### PROMPT
Below is a block of records; return all of them exactly, but without the images.

○ ○ ○ ○ ○

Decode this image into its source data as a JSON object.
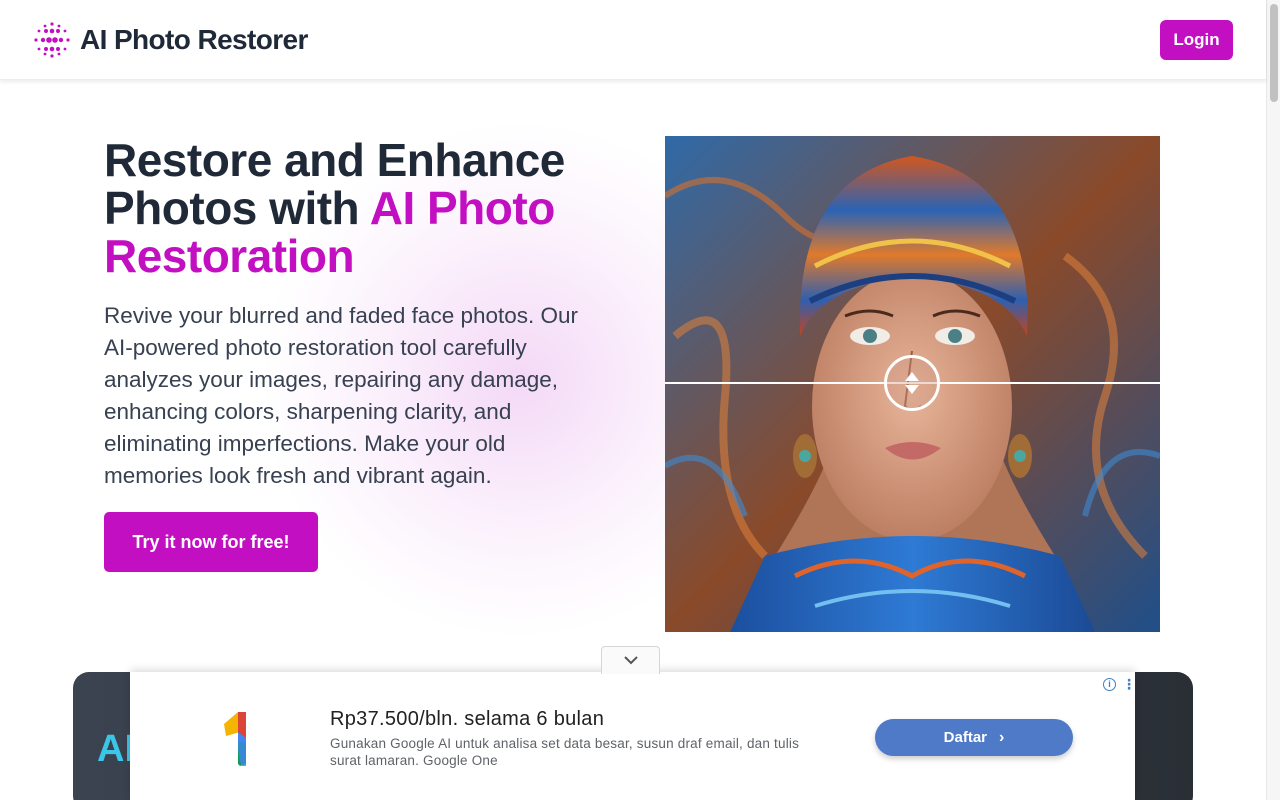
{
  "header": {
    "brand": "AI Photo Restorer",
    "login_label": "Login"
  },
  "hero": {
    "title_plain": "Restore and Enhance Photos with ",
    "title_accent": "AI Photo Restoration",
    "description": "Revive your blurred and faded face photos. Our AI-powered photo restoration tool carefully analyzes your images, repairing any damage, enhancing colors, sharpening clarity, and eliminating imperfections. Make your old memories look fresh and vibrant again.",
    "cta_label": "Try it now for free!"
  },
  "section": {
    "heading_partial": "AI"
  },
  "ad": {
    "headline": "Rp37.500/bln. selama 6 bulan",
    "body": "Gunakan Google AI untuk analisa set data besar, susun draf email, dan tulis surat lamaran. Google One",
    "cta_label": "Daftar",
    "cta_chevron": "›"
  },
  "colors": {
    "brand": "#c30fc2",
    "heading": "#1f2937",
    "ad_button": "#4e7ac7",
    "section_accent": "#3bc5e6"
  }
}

○ ○ ○ ○ ○

### EXPECTED OUTPUT
Decode this image into its source data as a JSON object.
{
  "header": {
    "brand": "AI Photo Restorer",
    "login_label": "Login"
  },
  "hero": {
    "title_plain": "Restore and Enhance Photos with ",
    "title_accent": "AI Photo Restoration",
    "description": "Revive your blurred and faded face photos. Our AI-powered photo restoration tool carefully analyzes your images, repairing any damage, enhancing colors, sharpening clarity, and eliminating imperfections. Make your old memories look fresh and vibrant again.",
    "cta_label": "Try it now for free!"
  },
  "section": {
    "heading_partial": "AI"
  },
  "ad": {
    "headline": "Rp37.500/bln. selama 6 bulan",
    "body": "Gunakan Google AI untuk analisa set data besar, susun draf email, dan tulis surat lamaran. Google One",
    "cta_label": "Daftar",
    "cta_chevron": "›"
  },
  "colors": {
    "brand": "#c30fc2",
    "heading": "#1f2937",
    "ad_button": "#4e7ac7",
    "section_accent": "#3bc5e6"
  }
}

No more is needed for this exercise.